------ Selected extract

This invention relates to a system for implosion protecting color television picture tubes and a method of assembly thereof. Conventionally, a color television picture tube has an evacuated glass bulb which includes a faceplate with a rearward flange and a funnel sealed to the faceplate flange along a planar sealing interface. The faceplate has a concave inner surface upon which is deposited a luminescent phosphor screen. Due to the high vacuum in the bulb, several tons of atmospheric pressure are exerted on the faceplate, causing the bulb to be susceptible to implosion. (The term "implosion"is defined by Underwriters Laboratory Incorporated as a "rapid and sudden inward bursting of a high-vacuum glass envelope.") It is of the utmost importance in the interest of safety to prevent the bulb from violently imploding should it be struck, for example, by a heavy missile.
There have evolved a number of approaches to implosion protecting color CRT's (cathode ray tubes) of the described type having a conventional bulb (with a flanged faceplate). One approach is implemented in systems referred to as "rimbond"systems. The rimbond system has a scalloped metal frame which surrounds the flange found on every conventional faceplate. A 3 small gap between the frame and the faceplate flange is filled with a cement--typically an epoxy resin. In a rimbond system, the frame is not under tension. The cement contains the glass shards of a shattered faceplate long enough to permit gradual (and therefore nonviolent) devacuation of the bulb. Exemplary U.S. Pat. Nos. illustrating rimbond systems are 3,485,407; 3,558,818; 3,412,203 and 3,835,250. A major drawback to rimbond systems has been the large amount of (very costly) epoxy cement required.
A second basic implosion protection approach is termed the "tension band"approach. Systems implementing this approach comprise a band which is placed around the face plate flange and put under very high tension. The tension band around the faceplate flange constricts the flange and, like the rimbond systems, holds the shards of a fractured faceplate in position until the bulb has gradually devacuated. Numerous patents have been issued on various aspects of tension band systems. See U.S. Pat. Nos. 3,818,557; 3,456,076; 3,556,306; 3,597,537; 3777,057; 3,845,530; and 3,890,464.
Another approach is to bond a transparent protective shield over the front surface of the faceplate. Systems following this approach are commonly termed "bonded panel" systems.

------------

▸ Direction 1
Answer these questions from the text on implosion protection for picture tubes, one per line, marked (a), (b), (c):
(a) On what surface of the faceplate is the luminescent phosphor screen deposited?
(b) In a rimbond system, what typically fills the gap between the frame and the faceplate flange?
(c) In the "tension band" approach, what is done to the band after it is placed around the faceplate flange?
▸ Direction 2
Write the next part of the text on implosion protection for picture tubes, starting after its last sentence.
The lines that come after this text are separate material.

------ Extracted material

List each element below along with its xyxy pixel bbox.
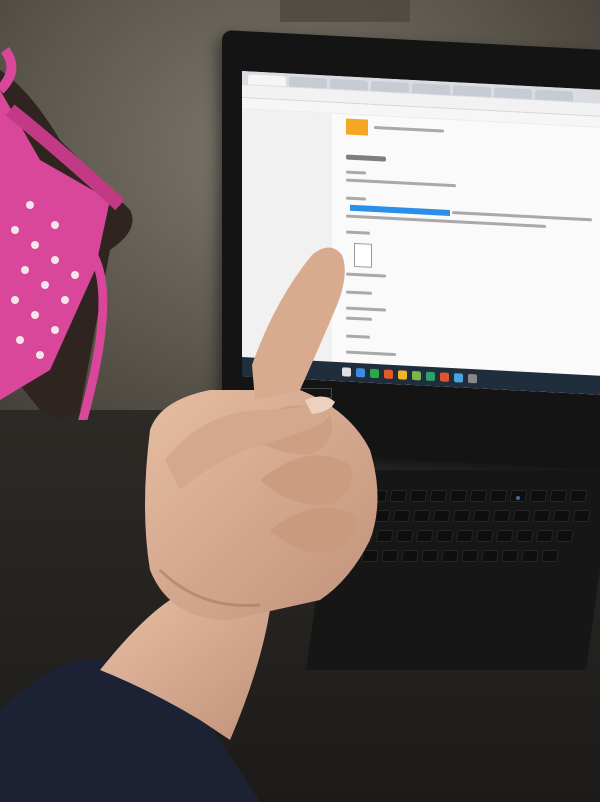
text-line <box>346 178 456 188</box>
text-line <box>346 196 366 201</box>
browser-tab <box>248 74 286 87</box>
taskbar-icon <box>440 372 449 382</box>
power-led <box>516 496 520 500</box>
selected-link-highlight <box>350 204 450 216</box>
text-line <box>374 125 444 133</box>
browser-tab <box>330 78 368 91</box>
browser-tab <box>289 76 327 89</box>
text-line <box>346 154 386 162</box>
pointing-hand <box>0 247 378 802</box>
taskbar-icon <box>426 371 435 382</box>
browser-tab <box>453 85 491 98</box>
text-line <box>346 230 370 235</box>
taskbar-icon <box>468 373 477 384</box>
text-line <box>452 211 592 222</box>
browser-tab <box>494 87 532 100</box>
taskbar-icon <box>454 373 463 383</box>
text-line <box>346 170 366 175</box>
browser-tab <box>535 89 573 102</box>
photo-scene <box>0 0 600 802</box>
page-thumbnail <box>346 118 368 136</box>
shelf <box>280 0 410 22</box>
browser-tab <box>412 82 450 95</box>
browser-tab <box>371 80 409 93</box>
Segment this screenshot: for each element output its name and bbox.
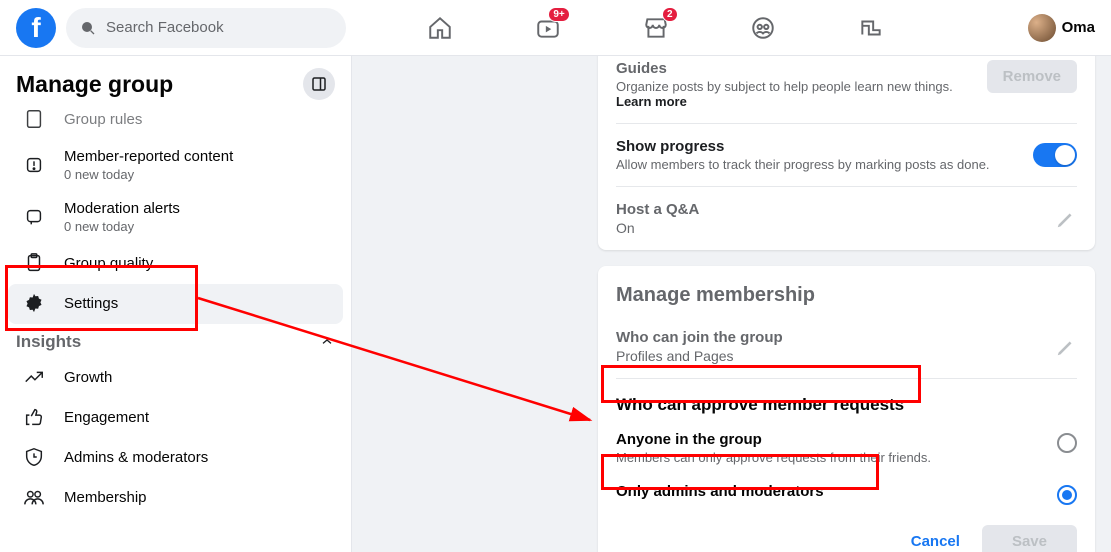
- remove-button[interactable]: Remove: [987, 60, 1077, 93]
- sidebar-item-engagement[interactable]: Engagement: [8, 398, 343, 438]
- growth-icon: [23, 366, 45, 388]
- insights-label: Insights: [16, 332, 81, 352]
- show-progress-title: Show progress: [616, 138, 1023, 155]
- show-progress-toggle[interactable]: [1033, 143, 1077, 167]
- who-can-join-title: Who can join the group: [616, 329, 1045, 346]
- sidebar-item-label: Admins & moderators: [64, 449, 208, 466]
- watch-badge: 9+: [548, 7, 569, 22]
- sidebar-item-member-reported[interactable]: Member-reported content 0 new today: [8, 140, 343, 192]
- discussion-card: Guides Organize posts by subject to help…: [598, 56, 1095, 250]
- sidebar-item-label: Engagement: [64, 409, 149, 426]
- thumb-icon: [23, 406, 45, 428]
- panel-expand-icon: [310, 75, 328, 93]
- annotation-highlight-approve-title: [601, 365, 921, 403]
- show-progress-desc: Allow members to track their progress by…: [616, 157, 1023, 172]
- guides-desc: Organize posts by subject to help people…: [616, 79, 977, 109]
- nav-tab-gaming[interactable]: [831, 4, 911, 52]
- profile-name: Oma: [1062, 19, 1095, 36]
- sidebar-item-label: Membership: [64, 489, 147, 506]
- profile-chip[interactable]: Oma: [1028, 14, 1095, 42]
- cancel-button[interactable]: Cancel: [899, 525, 972, 552]
- option-anyone-title: Anyone in the group: [616, 431, 1045, 448]
- option-anyone-radio[interactable]: [1057, 433, 1077, 453]
- sidebar-item-label: Moderation alerts: [64, 200, 180, 217]
- sidebar-item-label: Growth: [64, 369, 112, 386]
- membership-card: Manage membership Who can join the group…: [598, 266, 1095, 552]
- sidebar-item-label: Member-reported content: [64, 148, 233, 165]
- save-button[interactable]: Save: [982, 525, 1077, 552]
- qa-row: Host a Q&A On: [616, 187, 1077, 250]
- membership-actions: Cancel Save: [616, 515, 1077, 552]
- marketplace-badge: 2: [662, 7, 678, 22]
- qa-title: Host a Q&A: [616, 201, 1045, 218]
- search-input[interactable]: Search Facebook: [66, 8, 346, 48]
- gaming-icon: [858, 15, 884, 41]
- facebook-logo[interactable]: f: [16, 8, 56, 48]
- nav-tab-marketplace[interactable]: 2: [616, 4, 696, 52]
- option-admins-radio[interactable]: [1057, 485, 1077, 505]
- pencil-icon[interactable]: [1055, 336, 1077, 358]
- guides-row: Guides Organize posts by subject to help…: [616, 56, 1077, 124]
- qa-sub: On: [616, 220, 1045, 236]
- annotation-highlight-approve-option: [601, 454, 879, 490]
- search-icon: [80, 20, 96, 36]
- sidebar-item-sub: 0 new today: [64, 219, 180, 234]
- sidebar-item-group-rules[interactable]: Group rules: [8, 108, 343, 140]
- people-icon: [23, 486, 45, 508]
- who-can-join-sub: Profiles and Pages: [616, 348, 1045, 364]
- annotation-highlight-settings: [5, 265, 198, 331]
- sidebar-item-sub: 0 new today: [64, 167, 233, 182]
- top-nav: f Search Facebook 9+ 2 Oma: [0, 0, 1111, 56]
- expand-button[interactable]: [303, 68, 335, 100]
- show-progress-row: Show progress Allow members to track the…: [616, 124, 1077, 187]
- flag-icon: [23, 154, 45, 176]
- home-icon: [427, 15, 453, 41]
- chevron-up-icon: [319, 334, 335, 350]
- search-placeholder: Search Facebook: [106, 19, 224, 36]
- avatar: [1028, 14, 1056, 42]
- sidebar-header: Manage group: [0, 56, 351, 108]
- insights-list: Growth Engagement Admins & moderators Me…: [0, 358, 351, 518]
- guides-title: Guides: [616, 60, 977, 77]
- page-title: Manage group: [16, 71, 173, 98]
- nav-tab-groups[interactable]: [723, 4, 803, 52]
- sidebar-item-admins[interactable]: Admins & moderators: [8, 438, 343, 478]
- nav-icons: 9+ 2: [380, 4, 931, 52]
- nav-tab-watch[interactable]: 9+: [508, 4, 588, 52]
- membership-heading: Manage membership: [616, 266, 1077, 315]
- sidebar-item-growth[interactable]: Growth: [8, 358, 343, 398]
- shield-icon: [23, 446, 45, 468]
- pencil-icon[interactable]: [1055, 208, 1077, 230]
- sidebar-item-membership[interactable]: Membership: [8, 478, 343, 518]
- groups-icon: [750, 15, 776, 41]
- sidebar-item-label: Group rules: [64, 111, 142, 128]
- rules-icon: [23, 108, 45, 130]
- alerts-icon: [23, 206, 45, 228]
- nav-tab-home[interactable]: [400, 4, 480, 52]
- sidebar-item-moderation-alerts[interactable]: Moderation alerts 0 new today: [8, 192, 343, 244]
- learn-more-link[interactable]: Learn more: [616, 94, 687, 109]
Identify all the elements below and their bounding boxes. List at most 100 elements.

------------

▸ Written answer 1
(a) On the concave inner surface of the faceplate.
(b) A cement, typically an epoxy resin.
(c) It is put under very high tension.

▸ Written answer 2
Yet another approach to implosion-protecting color CRT's with conventional faceplates involves using an expansible frame and a tension band to constrain the expansibility of the frame. The frame comprises an overlapped pair of "C"-shaped half frames. A viscous cement is typically applied to each of the half-frames; the half-frames are then placed around the faceplate flange with their ends overlapping. Before the cement has set, a tension band is drawn up tightly around the frame and faceplate flange. It is common to use a lighter weight tension band than is used in a pure tension band system.
A U.S. Pat. No. 3,647,960 -- Takemoto et al discloses still another implosion protection system for a color CRT of the type having a conventional bulb with a flanged faceplate. The implosion system of Takemoto et al comprises a series of closely spaced, mutually insulated turns of wire wrapped (with or without tension) around and adhered to the flange of the faceplate.
A U.S. patent to Powell et al -- 3,519,161 discloses the use of a limited number of turns of reinforcing wire around the flange of a color CRT faceplate of the conventional type to enhance the resistance of the tube to implosion.
U.S. Pat. No. 3,166,211--Stel et al discloses an implosion protection system for a CRT comprising a fiber-impregnated sheath on the exterior of the CRT bulb. In one embodiment, glass fibers are embedded in a cord which is wrapped around and bound to the exterior of a tube to provide implosion protection.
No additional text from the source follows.